*Exercise prompt*. In full and without alteration, repeat the material.

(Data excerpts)

** BEGIN **

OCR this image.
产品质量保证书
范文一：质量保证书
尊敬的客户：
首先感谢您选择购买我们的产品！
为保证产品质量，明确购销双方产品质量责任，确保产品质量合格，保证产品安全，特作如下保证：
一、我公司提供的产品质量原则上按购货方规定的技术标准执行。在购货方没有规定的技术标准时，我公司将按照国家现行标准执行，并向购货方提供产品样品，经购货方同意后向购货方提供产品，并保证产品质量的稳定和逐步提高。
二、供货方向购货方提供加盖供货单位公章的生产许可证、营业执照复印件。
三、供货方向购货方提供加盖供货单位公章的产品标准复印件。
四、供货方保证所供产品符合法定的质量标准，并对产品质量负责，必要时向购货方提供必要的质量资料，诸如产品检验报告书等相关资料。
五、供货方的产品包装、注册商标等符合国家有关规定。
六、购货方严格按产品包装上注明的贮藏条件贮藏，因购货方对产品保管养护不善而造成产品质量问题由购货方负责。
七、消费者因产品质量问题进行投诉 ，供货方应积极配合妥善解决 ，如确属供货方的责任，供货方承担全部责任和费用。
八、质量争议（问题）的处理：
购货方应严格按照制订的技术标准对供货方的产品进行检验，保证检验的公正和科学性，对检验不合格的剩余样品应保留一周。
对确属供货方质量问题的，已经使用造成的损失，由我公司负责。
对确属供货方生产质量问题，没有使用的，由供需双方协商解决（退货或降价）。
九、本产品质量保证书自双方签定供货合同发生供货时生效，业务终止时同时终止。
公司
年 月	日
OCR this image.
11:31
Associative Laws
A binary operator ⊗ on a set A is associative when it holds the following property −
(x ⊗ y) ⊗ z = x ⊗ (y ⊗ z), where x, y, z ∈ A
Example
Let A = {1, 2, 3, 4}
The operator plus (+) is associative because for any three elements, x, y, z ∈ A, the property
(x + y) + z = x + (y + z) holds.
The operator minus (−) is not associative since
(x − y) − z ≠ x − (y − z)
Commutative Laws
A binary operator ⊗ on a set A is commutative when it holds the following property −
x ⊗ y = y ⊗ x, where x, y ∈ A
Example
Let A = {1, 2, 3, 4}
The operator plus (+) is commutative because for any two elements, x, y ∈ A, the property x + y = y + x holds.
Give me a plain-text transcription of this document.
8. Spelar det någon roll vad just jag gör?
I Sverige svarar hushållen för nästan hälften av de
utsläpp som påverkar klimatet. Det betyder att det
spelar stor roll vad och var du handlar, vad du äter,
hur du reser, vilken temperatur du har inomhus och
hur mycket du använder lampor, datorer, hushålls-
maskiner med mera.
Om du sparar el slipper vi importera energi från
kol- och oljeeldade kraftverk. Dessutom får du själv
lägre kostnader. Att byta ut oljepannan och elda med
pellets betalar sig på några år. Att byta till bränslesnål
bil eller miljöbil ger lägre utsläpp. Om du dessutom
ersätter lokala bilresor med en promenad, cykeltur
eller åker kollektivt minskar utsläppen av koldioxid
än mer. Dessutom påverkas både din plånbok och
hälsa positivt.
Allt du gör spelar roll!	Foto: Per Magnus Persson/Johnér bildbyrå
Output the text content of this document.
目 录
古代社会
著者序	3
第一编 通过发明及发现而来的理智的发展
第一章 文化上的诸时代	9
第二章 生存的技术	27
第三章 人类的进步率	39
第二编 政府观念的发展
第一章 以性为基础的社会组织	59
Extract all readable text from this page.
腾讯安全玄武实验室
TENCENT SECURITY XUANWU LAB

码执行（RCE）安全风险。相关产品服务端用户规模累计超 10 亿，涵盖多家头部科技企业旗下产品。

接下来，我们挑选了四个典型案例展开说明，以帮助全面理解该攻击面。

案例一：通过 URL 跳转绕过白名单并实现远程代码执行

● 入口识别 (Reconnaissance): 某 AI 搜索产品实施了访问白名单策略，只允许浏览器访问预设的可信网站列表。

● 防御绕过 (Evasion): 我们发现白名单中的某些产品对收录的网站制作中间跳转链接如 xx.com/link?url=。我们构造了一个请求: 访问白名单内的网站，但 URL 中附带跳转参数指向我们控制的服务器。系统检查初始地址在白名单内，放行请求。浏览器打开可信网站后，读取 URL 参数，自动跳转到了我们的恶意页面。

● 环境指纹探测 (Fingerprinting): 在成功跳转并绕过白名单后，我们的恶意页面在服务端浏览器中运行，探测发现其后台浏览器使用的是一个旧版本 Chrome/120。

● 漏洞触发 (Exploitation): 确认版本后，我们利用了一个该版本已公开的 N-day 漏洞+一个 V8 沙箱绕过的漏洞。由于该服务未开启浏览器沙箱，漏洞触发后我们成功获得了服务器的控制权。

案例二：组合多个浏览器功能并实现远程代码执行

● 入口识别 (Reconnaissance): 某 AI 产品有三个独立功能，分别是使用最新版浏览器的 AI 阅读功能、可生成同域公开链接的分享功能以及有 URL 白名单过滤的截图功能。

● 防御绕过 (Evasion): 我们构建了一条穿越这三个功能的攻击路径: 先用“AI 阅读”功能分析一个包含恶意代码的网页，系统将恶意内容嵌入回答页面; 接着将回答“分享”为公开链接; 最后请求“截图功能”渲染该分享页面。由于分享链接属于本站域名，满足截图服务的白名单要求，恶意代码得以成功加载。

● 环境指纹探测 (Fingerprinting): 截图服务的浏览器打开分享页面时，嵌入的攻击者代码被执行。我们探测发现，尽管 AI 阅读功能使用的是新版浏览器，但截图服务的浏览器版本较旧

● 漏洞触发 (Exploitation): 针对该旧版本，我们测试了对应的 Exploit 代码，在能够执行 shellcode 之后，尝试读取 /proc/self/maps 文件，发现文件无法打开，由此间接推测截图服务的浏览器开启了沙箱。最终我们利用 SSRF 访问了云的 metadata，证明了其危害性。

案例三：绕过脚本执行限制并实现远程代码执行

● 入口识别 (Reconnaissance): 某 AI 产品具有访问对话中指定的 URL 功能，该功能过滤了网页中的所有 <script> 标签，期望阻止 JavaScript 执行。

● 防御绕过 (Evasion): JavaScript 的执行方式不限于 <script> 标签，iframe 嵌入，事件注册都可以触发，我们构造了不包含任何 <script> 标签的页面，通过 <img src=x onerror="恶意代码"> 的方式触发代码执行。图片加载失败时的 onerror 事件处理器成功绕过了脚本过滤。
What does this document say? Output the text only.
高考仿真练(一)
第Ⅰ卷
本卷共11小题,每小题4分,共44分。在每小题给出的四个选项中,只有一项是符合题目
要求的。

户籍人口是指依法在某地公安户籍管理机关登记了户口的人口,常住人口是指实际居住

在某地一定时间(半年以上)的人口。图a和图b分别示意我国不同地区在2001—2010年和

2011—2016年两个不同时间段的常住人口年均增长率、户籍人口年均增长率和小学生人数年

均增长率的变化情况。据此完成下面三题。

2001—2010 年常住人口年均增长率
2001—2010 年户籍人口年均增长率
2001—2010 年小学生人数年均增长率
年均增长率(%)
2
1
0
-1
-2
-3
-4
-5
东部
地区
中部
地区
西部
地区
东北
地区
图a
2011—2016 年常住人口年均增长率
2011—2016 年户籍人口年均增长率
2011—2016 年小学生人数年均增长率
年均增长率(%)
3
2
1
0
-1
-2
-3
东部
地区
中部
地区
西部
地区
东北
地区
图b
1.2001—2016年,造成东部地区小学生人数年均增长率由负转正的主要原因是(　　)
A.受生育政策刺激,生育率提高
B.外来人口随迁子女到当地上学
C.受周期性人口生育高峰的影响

** END **

*Exercise output*.
OCR this image.
产品质量保证书
范文一：质量保证书
尊敬的客户：
首先感谢您选择购买我们的产品！
为保证产品质量，明确购销双方产品质量责任，确保产品质量合格，保证产品安全，特作如下保证：
一、我公司提供的产品质量原则上按购货方规定的技术标准执行。在购货方没有规定的技术标准时，我公司将按照国家现行标准执行，并向购货方提供产品样品，经购货方同意后向购货方提供产品，并保证产品质量的稳定和逐步提高。
二、供货方向购货方提供加盖供货单位公章的生产许可证、营业执照复印件。
三、供货方向购货方提供加盖供货单位公章的产品标准复印件。
四、供货方保证所供产品符合法定的质量标准，并对产品质量负责，必要时向购货方提供必要的质量资料，诸如产品检验报告书等相关资料。
五、供货方的产品包装、注册商标等符合国家有关规定。
六、购货方严格按产品包装上注明的贮藏条件贮藏，因购货方对产品保管养护不善而造成产品质量问题由购货方负责。
七、消费者因产品质量问题进行投诉 ，供货方应积极配合妥善解决 ，如确属供货方的责任，供货方承担全部责任和费用。
八、质量争议（问题）的处理：
购货方应严格按照制订的技术标准对供货方的产品进行检验，保证检验的公正和科学性，对检验不合格的剩余样品应保留一周。
对确属供货方质量问题的，已经使用造成的损失，由我公司负责。
对确属供货方生产质量问题，没有使用的，由供需双方协商解决（退货或降价）。
九、本产品质量保证书自双方签定供货合同发生供货时生效，业务终止时同时终止。
公司
年 月	日
OCR this image.
11:31
Associative Laws
A binary operator ⊗ on a set A is associative when it holds the following property −
(x ⊗ y) ⊗ z = x ⊗ (y ⊗ z), where x, y, z ∈ A
Example
Let A = {1, 2, 3, 4}
The operator plus (+) is associative because for any three elements, x, y, z ∈ A, the property
(x + y) + z = x + (y + z) holds.
The operator minus (−) is not associative since
(x − y) − z ≠ x − (y − z)
Commutative Laws
A binary operator ⊗ on a set A is commutative when it holds the following property −
x ⊗ y = y ⊗ x, where x, y ∈ A
Example
Let A = {1, 2, 3, 4}
The operator plus (+) is commutative because for any two elements, x, y ∈ A, the property x + y = y + x holds.
Give me a plain-text transcription of this document.
8. Spelar det någon roll vad just jag gör?
I Sverige svarar hushållen för nästan hälften av de
utsläpp som påverkar klimatet. Det betyder att det
spelar stor roll vad och var du handlar, vad du äter,
hur du reser, vilken temperatur du har inomhus och
hur mycket du använder lampor, datorer, hushålls-
maskiner med mera.
Om du sparar el slipper vi importera energi från
kol- och oljeeldade kraftverk. Dessutom får du själv
lägre kostnader. Att byta ut oljepannan och elda med
pellets betalar sig på några år. Att byta till bränslesnål
bil eller miljöbil ger lägre utsläpp. Om du dessutom
ersätter lokala bilresor med en promenad, cykeltur
eller åker kollektivt minskar utsläppen av koldioxid
än mer. Dessutom påverkas både din plånbok och
hälsa positivt.
Allt du gör spelar roll!	Foto: Per Magnus Persson/Johnér bildbyrå
Output the text content of this document.
目 录
古代社会
著者序	3
第一编 通过发明及发现而来的理智的发展
第一章 文化上的诸时代	9
第二章 生存的技术	27
第三章 人类的进步率	39
第二编 政府观念的发展
第一章 以性为基础的社会组织	59
Extract all readable text from this page.
腾讯安全玄武实验室
TENCENT SECURITY XUANWU LAB

码执行（RCE）安全风险。相关产品服务端用户规模累计超 10 亿，涵盖多家头部科技企业旗下产品。

接下来，我们挑选了四个典型案例展开说明，以帮助全面理解该攻击面。

案例一：通过 URL 跳转绕过白名单并实现远程代码执行

● 入口识别 (Reconnaissance): 某 AI 搜索产品实施了访问白名单策略，只允许浏览器访问预设的可信网站列表。

● 防御绕过 (Evasion): 我们发现白名单中的某些产品对收录的网站制作中间跳转链接如 xx.com/link?url=。我们构造了一个请求: 访问白名单内的网站，但 URL 中附带跳转参数指向我们控制的服务器。系统检查初始地址在白名单内，放行请求。浏览器打开可信网站后，读取 URL 参数，自动跳转到了我们的恶意页面。

● 环境指纹探测 (Fingerprinting): 在成功跳转并绕过白名单后，我们的恶意页面在服务端浏览器中运行，探测发现其后台浏览器使用的是一个旧版本 Chrome/120。

● 漏洞触发 (Exploitation): 确认版本后，我们利用了一个该版本已公开的 N-day 漏洞+一个 V8 沙箱绕过的漏洞。由于该服务未开启浏览器沙箱，漏洞触发后我们成功获得了服务器的控制权。

案例二：组合多个浏览器功能并实现远程代码执行

● 入口识别 (Reconnaissance): 某 AI 产品有三个独立功能，分别是使用最新版浏览器的 AI 阅读功能、可生成同域公开链接的分享功能以及有 URL 白名单过滤的截图功能。

● 防御绕过 (Evasion): 我们构建了一条穿越这三个功能的攻击路径: 先用“AI 阅读”功能分析一个包含恶意代码的网页，系统将恶意内容嵌入回答页面; 接着将回答“分享”为公开链接; 最后请求“截图功能”渲染该分享页面。由于分享链接属于本站域名，满足截图服务的白名单要求，恶意代码得以成功加载。

● 环境指纹探测 (Fingerprinting): 截图服务的浏览器打开分享页面时，嵌入的攻击者代码被执行。我们探测发现，尽管 AI 阅读功能使用的是新版浏览器，但截图服务的浏览器版本较旧

● 漏洞触发 (Exploitation): 针对该旧版本，我们测试了对应的 Exploit 代码，在能够执行 shellcode 之后，尝试读取 /proc/self/maps 文件，发现文件无法打开，由此间接推测截图服务的浏览器开启了沙箱。最终我们利用 SSRF 访问了云的 metadata，证明了其危害性。

案例三：绕过脚本执行限制并实现远程代码执行

● 入口识别 (Reconnaissance): 某 AI 产品具有访问对话中指定的 URL 功能，该功能过滤了网页中的所有 <script> 标签，期望阻止 JavaScript 执行。

● 防御绕过 (Evasion): JavaScript 的执行方式不限于 <script> 标签，iframe 嵌入，事件注册都可以触发，我们构造了不包含任何 <script> 标签的页面，通过 <img src=x onerror="恶意代码"> 的方式触发代码执行。图片加载失败时的 onerror 事件处理器成功绕过了脚本过滤。
What does this document say? Output the text only.
高考仿真练(一)
第Ⅰ卷
本卷共11小题,每小题4分,共44分。在每小题给出的四个选项中,只有一项是符合题目
要求的。

户籍人口是指依法在某地公安户籍管理机关登记了户口的人口,常住人口是指实际居住

在某地一定时间(半年以上)的人口。图a和图b分别示意我国不同地区在2001—2010年和

2011—2016年两个不同时间段的常住人口年均增长率、户籍人口年均增长率和小学生人数年

均增长率的变化情况。据此完成下面三题。

2001—2010 年常住人口年均增长率
2001—2010 年户籍人口年均增长率
2001—2010 年小学生人数年均增长率
年均增长率(%)
2
1
0
-1
-2
-3
-4
-5
东部
地区
中部
地区
西部
地区
东北
地区
图a
2011—2016 年常住人口年均增长率
2011—2016 年户籍人口年均增长率
2011—2016 年小学生人数年均增长率
年均增长率(%)
3
2
1
0
-1
-2
-3
东部
地区
中部
地区
西部
地区
东北
地区
图b
1.2001—2016年,造成东部地区小学生人数年均增长率由负转正的主要原因是(　　)
A.受生育政策刺激,生育率提高
B.外来人口随迁子女到当地上学
C.受周期性人口生育高峰的影响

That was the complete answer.